Data entries:
____________
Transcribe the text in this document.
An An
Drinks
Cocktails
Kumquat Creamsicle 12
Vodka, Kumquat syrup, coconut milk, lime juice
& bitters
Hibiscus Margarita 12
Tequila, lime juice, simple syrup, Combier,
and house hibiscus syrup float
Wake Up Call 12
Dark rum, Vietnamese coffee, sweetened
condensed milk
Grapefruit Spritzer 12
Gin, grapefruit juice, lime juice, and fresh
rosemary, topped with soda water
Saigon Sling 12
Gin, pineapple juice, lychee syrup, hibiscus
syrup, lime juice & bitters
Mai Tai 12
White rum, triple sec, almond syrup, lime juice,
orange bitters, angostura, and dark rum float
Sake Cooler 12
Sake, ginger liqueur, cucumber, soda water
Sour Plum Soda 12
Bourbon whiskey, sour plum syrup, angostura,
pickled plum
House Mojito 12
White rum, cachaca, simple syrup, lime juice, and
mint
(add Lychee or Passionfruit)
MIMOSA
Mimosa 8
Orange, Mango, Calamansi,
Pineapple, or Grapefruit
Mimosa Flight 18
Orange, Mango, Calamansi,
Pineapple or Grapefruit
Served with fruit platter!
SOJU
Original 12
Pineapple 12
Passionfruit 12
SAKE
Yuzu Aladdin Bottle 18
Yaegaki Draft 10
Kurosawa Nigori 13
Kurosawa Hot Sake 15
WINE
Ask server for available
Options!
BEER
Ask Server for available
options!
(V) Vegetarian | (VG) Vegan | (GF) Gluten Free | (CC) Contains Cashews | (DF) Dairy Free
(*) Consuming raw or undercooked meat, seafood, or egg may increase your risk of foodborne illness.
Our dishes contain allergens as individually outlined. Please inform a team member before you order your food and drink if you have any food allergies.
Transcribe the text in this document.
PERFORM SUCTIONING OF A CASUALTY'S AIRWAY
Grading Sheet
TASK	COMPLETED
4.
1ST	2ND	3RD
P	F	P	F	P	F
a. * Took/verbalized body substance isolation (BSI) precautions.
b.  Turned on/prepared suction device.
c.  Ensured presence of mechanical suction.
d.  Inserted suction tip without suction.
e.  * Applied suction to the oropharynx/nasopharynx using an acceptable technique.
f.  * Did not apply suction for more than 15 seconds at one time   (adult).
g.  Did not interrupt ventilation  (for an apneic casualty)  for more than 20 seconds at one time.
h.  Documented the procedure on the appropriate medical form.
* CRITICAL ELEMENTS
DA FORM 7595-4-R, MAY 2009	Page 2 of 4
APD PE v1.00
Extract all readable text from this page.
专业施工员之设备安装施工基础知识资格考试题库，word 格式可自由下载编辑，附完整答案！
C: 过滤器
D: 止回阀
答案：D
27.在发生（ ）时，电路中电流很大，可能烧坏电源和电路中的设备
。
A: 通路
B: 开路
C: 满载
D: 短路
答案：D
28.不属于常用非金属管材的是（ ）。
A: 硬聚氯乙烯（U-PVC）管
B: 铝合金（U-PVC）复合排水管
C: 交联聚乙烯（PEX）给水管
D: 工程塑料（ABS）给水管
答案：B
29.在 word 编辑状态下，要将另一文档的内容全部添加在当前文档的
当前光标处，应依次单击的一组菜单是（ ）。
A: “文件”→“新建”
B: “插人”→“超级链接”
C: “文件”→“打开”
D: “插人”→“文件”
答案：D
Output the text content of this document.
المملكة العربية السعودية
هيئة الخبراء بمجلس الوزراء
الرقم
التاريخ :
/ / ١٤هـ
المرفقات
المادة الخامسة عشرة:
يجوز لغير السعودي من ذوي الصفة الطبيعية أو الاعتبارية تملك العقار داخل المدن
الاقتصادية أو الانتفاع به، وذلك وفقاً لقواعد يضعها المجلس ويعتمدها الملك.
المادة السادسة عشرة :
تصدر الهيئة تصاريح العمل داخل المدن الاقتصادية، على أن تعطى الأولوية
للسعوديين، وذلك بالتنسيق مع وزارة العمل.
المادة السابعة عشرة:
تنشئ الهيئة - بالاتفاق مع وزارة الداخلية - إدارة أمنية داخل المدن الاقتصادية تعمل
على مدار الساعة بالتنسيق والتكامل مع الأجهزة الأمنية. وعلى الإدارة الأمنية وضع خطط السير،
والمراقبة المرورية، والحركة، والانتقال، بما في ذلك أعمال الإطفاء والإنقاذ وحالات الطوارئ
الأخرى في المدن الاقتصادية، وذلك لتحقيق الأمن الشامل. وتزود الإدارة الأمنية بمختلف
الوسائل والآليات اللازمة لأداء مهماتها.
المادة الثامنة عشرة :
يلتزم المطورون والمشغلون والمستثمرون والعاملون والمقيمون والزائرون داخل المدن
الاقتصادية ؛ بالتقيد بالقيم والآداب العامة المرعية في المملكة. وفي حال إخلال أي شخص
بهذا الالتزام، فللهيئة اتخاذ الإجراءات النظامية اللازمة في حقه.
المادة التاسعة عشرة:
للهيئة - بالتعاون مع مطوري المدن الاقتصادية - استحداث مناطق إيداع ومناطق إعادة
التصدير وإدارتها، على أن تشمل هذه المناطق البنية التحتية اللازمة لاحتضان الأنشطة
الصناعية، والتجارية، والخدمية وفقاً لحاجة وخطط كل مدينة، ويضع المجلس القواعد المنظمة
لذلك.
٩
____________
To do
Write down all the entries again without a single difference.

Solution to the problem
Transcribe the text in this document.
An An
Drinks
Cocktails
Kumquat Creamsicle 12
Vodka, Kumquat syrup, coconut milk, lime juice
& bitters
Hibiscus Margarita 12
Tequila, lime juice, simple syrup, Combier,
and house hibiscus syrup float
Wake Up Call 12
Dark rum, Vietnamese coffee, sweetened
condensed milk
Grapefruit Spritzer 12
Gin, grapefruit juice, lime juice, and fresh
rosemary, topped with soda water
Saigon Sling 12
Gin, pineapple juice, lychee syrup, hibiscus
syrup, lime juice & bitters
Mai Tai 12
White rum, triple sec, almond syrup, lime juice,
orange bitters, angostura, and dark rum float
Sake Cooler 12
Sake, ginger liqueur, cucumber, soda water
Sour Plum Soda 12
Bourbon whiskey, sour plum syrup, angostura,
pickled plum
House Mojito 12
White rum, cachaca, simple syrup, lime juice, and
mint
(add Lychee or Passionfruit)
MIMOSA
Mimosa 8
Orange, Mango, Calamansi,
Pineapple, or Grapefruit
Mimosa Flight 18
Orange, Mango, Calamansi,
Pineapple or Grapefruit
Served with fruit platter!
SOJU
Original 12
Pineapple 12
Passionfruit 12
SAKE
Yuzu Aladdin Bottle 18
Yaegaki Draft 10
Kurosawa Nigori 13
Kurosawa Hot Sake 15
WINE
Ask server for available
Options!
BEER
Ask Server for available
options!
(V) Vegetarian | (VG) Vegan | (GF) Gluten Free | (CC) Contains Cashews | (DF) Dairy Free
(*) Consuming raw or undercooked meat, seafood, or egg may increase your risk of foodborne illness.
Our dishes contain allergens as individually outlined. Please inform a team member before you order your food and drink if you have any food allergies.
Transcribe the text in this document.
PERFORM SUCTIONING OF A CASUALTY'S AIRWAY
Grading Sheet
TASK	COMPLETED
4.
1ST	2ND	3RD
P	F	P	F	P	F
a. * Took/verbalized body substance isolation (BSI) precautions.
b.  Turned on/prepared suction device.
c.  Ensured presence of mechanical suction.
d.  Inserted suction tip without suction.
e.  * Applied suction to the oropharynx/nasopharynx using an acceptable technique.
f.  * Did not apply suction for more than 15 seconds at one time   (adult).
g.  Did not interrupt ventilation  (for an apneic casualty)  for more than 20 seconds at one time.
h.  Documented the procedure on the appropriate medical form.
* CRITICAL ELEMENTS
DA FORM 7595-4-R, MAY 2009	Page 2 of 4
APD PE v1.00
Extract all readable text from this page.
专业施工员之设备安装施工基础知识资格考试题库，word 格式可自由下载编辑，附完整答案！
C: 过滤器
D: 止回阀
答案：D
27.在发生（ ）时，电路中电流很大，可能烧坏电源和电路中的设备
。
A: 通路
B: 开路
C: 满载
D: 短路
答案：D
28.不属于常用非金属管材的是（ ）。
A: 硬聚氯乙烯（U-PVC）管
B: 铝合金（U-PVC）复合排水管
C: 交联聚乙烯（PEX）给水管
D: 工程塑料（ABS）给水管
答案：B
29.在 word 编辑状态下，要将另一文档的内容全部添加在当前文档的
当前光标处，应依次单击的一组菜单是（ ）。
A: “文件”→“新建”
B: “插人”→“超级链接”
C: “文件”→“打开”
D: “插人”→“文件”
答案：D
Output the text content of this document.
المملكة العربية السعودية
هيئة الخبراء بمجلس الوزراء
الرقم
التاريخ :
/ / ١٤هـ
المرفقات
المادة الخامسة عشرة:
يجوز لغير السعودي من ذوي الصفة الطبيعية أو الاعتبارية تملك العقار داخل المدن
الاقتصادية أو الانتفاع به، وذلك وفقاً لقواعد يضعها المجلس ويعتمدها الملك.
المادة السادسة عشرة :
تصدر الهيئة تصاريح العمل داخل المدن الاقتصادية، على أن تعطى الأولوية
للسعوديين، وذلك بالتنسيق مع وزارة العمل.
المادة السابعة عشرة:
تنشئ الهيئة - بالاتفاق مع وزارة الداخلية - إدارة أمنية داخل المدن الاقتصادية تعمل
على مدار الساعة بالتنسيق والتكامل مع الأجهزة الأمنية. وعلى الإدارة الأمنية وضع خطط السير،
والمراقبة المرورية، والحركة، والانتقال، بما في ذلك أعمال الإطفاء والإنقاذ وحالات الطوارئ
الأخرى في المدن الاقتصادية، وذلك لتحقيق الأمن الشامل. وتزود الإدارة الأمنية بمختلف
الوسائل والآليات اللازمة لأداء مهماتها.
المادة الثامنة عشرة :
يلتزم المطورون والمشغلون والمستثمرون والعاملون والمقيمون والزائرون داخل المدن
الاقتصادية ؛ بالتقيد بالقيم والآداب العامة المرعية في المملكة. وفي حال إخلال أي شخص
بهذا الالتزام، فللهيئة اتخاذ الإجراءات النظامية اللازمة في حقه.
المادة التاسعة عشرة:
للهيئة - بالتعاون مع مطوري المدن الاقتصادية - استحداث مناطق إيداع ومناطق إعادة
التصدير وإدارتها، على أن تشمل هذه المناطق البنية التحتية اللازمة لاحتضان الأنشطة
الصناعية، والتجارية، والخدمية وفقاً لحاجة وخطط كل مدينة، ويضع المجلس القواعد المنظمة
لذلك.
٩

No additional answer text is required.